• _Exercise directions_
Compute how many lines in the entries below contain "Detection", and output nothing but the number.

• _Collected data_
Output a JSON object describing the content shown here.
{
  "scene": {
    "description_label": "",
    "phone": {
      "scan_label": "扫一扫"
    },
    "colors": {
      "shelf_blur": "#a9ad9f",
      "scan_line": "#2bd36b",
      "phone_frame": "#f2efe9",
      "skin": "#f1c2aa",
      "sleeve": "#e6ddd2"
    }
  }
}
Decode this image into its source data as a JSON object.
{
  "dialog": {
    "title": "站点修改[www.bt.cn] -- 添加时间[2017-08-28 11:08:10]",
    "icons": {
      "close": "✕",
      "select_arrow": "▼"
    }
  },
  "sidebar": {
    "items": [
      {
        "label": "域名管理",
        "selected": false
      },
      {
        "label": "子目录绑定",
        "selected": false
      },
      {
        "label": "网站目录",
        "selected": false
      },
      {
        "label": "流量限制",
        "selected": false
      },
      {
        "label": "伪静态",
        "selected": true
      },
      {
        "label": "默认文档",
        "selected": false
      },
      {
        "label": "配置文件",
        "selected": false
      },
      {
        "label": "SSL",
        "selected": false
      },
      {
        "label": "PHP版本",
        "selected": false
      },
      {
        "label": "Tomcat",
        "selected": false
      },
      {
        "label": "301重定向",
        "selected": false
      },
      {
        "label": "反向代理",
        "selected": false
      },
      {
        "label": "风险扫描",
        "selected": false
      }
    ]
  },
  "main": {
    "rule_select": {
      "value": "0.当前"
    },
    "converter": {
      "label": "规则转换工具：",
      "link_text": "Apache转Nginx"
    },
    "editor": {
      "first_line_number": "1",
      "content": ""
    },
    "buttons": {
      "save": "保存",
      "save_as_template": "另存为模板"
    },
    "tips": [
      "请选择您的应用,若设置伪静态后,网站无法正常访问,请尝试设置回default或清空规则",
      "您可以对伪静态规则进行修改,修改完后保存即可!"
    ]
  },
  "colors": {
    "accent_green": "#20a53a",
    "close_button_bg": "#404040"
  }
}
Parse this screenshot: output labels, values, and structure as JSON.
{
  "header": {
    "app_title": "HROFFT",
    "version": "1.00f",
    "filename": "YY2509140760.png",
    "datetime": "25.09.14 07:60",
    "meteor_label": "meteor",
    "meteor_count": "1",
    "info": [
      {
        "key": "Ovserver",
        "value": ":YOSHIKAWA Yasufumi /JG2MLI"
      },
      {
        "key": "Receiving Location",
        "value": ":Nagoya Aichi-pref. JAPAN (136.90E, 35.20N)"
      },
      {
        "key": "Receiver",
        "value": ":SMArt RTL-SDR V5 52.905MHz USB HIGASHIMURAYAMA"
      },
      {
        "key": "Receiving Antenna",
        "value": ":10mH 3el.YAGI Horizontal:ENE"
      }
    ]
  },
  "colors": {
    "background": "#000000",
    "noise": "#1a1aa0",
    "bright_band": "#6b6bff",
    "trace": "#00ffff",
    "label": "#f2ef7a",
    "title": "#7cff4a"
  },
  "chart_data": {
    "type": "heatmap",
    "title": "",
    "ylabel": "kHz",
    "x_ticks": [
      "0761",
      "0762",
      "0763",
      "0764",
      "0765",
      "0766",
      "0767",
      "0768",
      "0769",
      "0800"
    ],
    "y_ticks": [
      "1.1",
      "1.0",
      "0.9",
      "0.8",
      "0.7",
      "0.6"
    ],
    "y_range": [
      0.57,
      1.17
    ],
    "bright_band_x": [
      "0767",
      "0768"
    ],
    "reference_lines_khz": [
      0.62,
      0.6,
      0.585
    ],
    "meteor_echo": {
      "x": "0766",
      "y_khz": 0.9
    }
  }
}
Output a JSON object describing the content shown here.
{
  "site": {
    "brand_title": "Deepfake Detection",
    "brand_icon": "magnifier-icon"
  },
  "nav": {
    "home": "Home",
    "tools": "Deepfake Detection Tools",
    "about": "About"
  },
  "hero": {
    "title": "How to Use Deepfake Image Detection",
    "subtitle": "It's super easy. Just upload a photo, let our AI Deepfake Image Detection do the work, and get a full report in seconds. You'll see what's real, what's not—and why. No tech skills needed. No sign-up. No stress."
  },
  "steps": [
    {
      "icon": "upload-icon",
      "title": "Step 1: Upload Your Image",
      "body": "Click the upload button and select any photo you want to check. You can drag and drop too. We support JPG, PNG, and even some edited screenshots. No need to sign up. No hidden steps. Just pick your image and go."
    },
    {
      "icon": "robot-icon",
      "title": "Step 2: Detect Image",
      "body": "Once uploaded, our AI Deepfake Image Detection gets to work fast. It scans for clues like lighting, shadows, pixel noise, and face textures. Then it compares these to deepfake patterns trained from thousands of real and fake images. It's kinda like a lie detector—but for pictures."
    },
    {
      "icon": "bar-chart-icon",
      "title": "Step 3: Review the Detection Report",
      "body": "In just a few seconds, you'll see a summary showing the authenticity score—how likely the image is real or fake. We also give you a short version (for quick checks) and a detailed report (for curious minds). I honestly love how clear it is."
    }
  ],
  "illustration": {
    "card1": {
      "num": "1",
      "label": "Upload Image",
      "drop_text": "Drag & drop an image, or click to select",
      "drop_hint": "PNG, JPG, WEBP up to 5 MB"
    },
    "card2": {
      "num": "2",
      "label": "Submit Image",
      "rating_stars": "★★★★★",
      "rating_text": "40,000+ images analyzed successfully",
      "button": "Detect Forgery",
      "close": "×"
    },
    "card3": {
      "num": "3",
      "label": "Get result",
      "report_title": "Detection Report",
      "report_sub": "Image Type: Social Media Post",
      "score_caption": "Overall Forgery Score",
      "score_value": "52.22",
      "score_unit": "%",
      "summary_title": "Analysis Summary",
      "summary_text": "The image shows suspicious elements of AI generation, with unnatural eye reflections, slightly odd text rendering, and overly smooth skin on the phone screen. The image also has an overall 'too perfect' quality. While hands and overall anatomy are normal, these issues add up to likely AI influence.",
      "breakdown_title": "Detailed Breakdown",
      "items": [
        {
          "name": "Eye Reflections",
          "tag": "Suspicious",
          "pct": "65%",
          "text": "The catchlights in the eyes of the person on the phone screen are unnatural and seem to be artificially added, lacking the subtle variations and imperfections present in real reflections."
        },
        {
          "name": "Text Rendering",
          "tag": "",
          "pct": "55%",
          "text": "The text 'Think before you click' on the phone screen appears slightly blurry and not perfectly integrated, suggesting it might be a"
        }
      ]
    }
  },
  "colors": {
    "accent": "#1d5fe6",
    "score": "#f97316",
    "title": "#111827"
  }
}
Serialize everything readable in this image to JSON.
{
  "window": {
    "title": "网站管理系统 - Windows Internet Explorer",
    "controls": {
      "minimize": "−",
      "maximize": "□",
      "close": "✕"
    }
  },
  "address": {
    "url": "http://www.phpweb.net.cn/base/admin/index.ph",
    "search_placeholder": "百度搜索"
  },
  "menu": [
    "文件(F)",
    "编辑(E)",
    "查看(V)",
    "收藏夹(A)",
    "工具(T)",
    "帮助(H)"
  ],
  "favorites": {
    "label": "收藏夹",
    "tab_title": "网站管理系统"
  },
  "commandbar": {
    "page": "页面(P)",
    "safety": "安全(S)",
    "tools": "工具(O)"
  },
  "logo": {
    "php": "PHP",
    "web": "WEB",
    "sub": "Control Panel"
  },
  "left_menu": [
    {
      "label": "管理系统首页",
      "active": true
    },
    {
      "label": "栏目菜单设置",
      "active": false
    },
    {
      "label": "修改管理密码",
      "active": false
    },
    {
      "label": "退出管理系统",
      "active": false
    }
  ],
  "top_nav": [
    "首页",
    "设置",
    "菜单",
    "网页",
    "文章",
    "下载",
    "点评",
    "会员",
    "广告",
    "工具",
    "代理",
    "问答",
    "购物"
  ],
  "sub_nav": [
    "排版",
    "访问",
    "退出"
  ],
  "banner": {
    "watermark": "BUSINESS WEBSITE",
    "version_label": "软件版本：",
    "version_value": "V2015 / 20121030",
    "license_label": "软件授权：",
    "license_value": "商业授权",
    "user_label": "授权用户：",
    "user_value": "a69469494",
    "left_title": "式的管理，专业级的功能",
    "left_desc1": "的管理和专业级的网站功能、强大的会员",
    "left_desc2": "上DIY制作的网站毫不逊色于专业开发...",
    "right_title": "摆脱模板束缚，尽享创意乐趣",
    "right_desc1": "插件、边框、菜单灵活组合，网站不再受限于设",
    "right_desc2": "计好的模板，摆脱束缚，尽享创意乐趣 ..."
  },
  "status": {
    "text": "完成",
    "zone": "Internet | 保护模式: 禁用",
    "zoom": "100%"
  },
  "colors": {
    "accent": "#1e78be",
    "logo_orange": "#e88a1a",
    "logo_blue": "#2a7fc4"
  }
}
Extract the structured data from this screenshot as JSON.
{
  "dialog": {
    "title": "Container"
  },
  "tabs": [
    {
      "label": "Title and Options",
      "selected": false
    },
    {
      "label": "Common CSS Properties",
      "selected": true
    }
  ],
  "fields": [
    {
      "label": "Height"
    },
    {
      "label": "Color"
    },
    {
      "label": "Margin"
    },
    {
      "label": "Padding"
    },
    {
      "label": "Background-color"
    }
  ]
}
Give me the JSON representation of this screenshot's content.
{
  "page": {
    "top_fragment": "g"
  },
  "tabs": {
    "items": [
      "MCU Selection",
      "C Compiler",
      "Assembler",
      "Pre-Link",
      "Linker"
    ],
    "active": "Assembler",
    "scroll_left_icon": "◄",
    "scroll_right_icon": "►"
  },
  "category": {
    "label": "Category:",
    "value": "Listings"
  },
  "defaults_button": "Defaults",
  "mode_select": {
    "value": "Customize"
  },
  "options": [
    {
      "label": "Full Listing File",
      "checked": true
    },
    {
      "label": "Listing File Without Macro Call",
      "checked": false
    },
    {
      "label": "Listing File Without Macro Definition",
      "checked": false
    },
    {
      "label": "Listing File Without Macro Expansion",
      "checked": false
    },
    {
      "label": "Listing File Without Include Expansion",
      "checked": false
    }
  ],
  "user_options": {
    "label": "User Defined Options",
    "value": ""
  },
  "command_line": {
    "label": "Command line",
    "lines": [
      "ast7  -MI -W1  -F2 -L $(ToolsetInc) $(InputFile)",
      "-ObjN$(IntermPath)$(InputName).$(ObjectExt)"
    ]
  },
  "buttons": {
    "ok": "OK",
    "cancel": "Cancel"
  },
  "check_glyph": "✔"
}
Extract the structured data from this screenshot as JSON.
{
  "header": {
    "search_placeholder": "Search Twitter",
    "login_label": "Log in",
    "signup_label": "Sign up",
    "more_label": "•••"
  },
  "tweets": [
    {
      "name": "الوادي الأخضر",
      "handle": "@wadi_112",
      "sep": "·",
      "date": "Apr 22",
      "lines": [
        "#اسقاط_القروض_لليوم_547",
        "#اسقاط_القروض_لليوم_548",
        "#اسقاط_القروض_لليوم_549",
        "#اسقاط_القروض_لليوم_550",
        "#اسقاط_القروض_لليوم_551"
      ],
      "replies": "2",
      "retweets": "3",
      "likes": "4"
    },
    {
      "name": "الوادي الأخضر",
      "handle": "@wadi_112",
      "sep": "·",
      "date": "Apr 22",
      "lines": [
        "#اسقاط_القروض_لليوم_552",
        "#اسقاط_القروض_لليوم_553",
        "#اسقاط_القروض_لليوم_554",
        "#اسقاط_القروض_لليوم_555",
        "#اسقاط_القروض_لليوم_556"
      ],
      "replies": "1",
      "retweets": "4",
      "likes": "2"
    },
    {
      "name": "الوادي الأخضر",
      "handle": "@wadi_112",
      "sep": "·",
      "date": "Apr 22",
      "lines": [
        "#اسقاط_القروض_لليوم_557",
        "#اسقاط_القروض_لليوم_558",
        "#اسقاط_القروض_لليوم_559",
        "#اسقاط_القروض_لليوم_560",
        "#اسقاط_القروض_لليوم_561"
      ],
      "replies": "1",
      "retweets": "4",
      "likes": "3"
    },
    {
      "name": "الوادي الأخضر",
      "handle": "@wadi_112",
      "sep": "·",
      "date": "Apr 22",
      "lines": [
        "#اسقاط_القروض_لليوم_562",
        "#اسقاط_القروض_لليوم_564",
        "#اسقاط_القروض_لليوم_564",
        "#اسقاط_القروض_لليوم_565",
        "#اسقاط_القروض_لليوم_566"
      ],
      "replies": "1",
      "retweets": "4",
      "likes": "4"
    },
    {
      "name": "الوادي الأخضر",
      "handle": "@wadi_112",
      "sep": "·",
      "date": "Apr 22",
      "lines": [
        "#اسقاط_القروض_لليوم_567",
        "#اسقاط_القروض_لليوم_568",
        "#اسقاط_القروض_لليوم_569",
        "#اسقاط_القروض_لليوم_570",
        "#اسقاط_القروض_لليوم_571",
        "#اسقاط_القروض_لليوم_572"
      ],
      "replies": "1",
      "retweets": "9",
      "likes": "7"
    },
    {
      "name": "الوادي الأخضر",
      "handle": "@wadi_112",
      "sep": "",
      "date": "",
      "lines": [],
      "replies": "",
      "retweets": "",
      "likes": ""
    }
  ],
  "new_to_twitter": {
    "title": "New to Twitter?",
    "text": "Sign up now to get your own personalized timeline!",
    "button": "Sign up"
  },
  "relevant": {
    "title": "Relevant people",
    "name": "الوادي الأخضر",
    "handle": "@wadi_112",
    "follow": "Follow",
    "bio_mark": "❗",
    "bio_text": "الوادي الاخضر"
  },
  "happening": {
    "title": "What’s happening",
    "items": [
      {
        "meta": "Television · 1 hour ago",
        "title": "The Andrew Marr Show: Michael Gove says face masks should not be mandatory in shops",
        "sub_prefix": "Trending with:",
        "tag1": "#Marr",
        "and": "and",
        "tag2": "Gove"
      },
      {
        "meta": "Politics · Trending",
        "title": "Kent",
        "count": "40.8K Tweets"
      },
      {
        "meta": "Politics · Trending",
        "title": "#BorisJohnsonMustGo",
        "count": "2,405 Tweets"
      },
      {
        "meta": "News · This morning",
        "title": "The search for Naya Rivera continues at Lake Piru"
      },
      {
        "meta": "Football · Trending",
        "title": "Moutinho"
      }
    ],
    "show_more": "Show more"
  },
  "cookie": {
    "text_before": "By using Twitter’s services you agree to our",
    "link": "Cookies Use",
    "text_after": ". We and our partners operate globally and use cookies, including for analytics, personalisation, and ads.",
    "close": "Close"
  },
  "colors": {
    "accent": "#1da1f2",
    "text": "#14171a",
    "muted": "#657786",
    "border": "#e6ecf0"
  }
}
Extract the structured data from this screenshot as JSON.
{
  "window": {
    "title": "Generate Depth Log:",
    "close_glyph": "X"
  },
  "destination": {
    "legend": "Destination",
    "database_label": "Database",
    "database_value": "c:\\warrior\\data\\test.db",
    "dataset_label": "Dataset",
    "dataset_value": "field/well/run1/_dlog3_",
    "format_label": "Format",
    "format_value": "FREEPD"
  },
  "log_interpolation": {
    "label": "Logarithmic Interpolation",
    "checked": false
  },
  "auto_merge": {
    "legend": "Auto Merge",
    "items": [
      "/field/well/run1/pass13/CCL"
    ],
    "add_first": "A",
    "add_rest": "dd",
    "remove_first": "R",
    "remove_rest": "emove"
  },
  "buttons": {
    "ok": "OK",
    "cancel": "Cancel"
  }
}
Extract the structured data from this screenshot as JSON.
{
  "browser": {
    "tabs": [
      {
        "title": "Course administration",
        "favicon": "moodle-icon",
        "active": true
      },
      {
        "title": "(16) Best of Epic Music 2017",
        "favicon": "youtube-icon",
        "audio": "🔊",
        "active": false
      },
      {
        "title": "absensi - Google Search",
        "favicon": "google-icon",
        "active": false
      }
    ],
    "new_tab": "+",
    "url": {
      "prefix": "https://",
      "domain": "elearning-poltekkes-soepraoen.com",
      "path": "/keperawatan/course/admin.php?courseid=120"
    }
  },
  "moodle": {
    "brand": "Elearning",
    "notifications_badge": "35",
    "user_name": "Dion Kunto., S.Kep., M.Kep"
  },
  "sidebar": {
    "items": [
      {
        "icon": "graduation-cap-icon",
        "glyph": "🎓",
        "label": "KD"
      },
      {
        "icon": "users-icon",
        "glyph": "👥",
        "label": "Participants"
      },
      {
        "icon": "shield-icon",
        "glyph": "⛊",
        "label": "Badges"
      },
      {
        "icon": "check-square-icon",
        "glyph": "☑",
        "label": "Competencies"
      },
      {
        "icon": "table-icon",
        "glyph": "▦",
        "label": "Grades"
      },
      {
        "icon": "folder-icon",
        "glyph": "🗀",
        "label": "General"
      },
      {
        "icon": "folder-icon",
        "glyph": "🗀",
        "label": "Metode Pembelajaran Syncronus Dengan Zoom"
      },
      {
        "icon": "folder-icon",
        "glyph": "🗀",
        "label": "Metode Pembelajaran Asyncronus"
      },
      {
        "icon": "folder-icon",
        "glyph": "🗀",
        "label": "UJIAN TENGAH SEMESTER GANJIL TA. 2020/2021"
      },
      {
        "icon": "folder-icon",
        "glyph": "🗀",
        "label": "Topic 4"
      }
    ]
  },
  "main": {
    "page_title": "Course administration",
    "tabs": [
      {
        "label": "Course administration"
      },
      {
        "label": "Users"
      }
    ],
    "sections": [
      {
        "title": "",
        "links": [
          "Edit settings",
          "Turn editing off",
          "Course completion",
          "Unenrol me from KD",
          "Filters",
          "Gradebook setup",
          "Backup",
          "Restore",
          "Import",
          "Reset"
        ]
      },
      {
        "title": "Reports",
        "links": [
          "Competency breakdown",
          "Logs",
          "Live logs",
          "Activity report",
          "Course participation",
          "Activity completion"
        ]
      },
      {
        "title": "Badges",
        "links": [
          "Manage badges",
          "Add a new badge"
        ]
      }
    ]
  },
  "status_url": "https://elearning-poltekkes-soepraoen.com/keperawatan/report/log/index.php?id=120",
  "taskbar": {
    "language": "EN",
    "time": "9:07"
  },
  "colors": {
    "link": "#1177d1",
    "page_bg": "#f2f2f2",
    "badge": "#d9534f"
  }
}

• _Result of the exercise_
7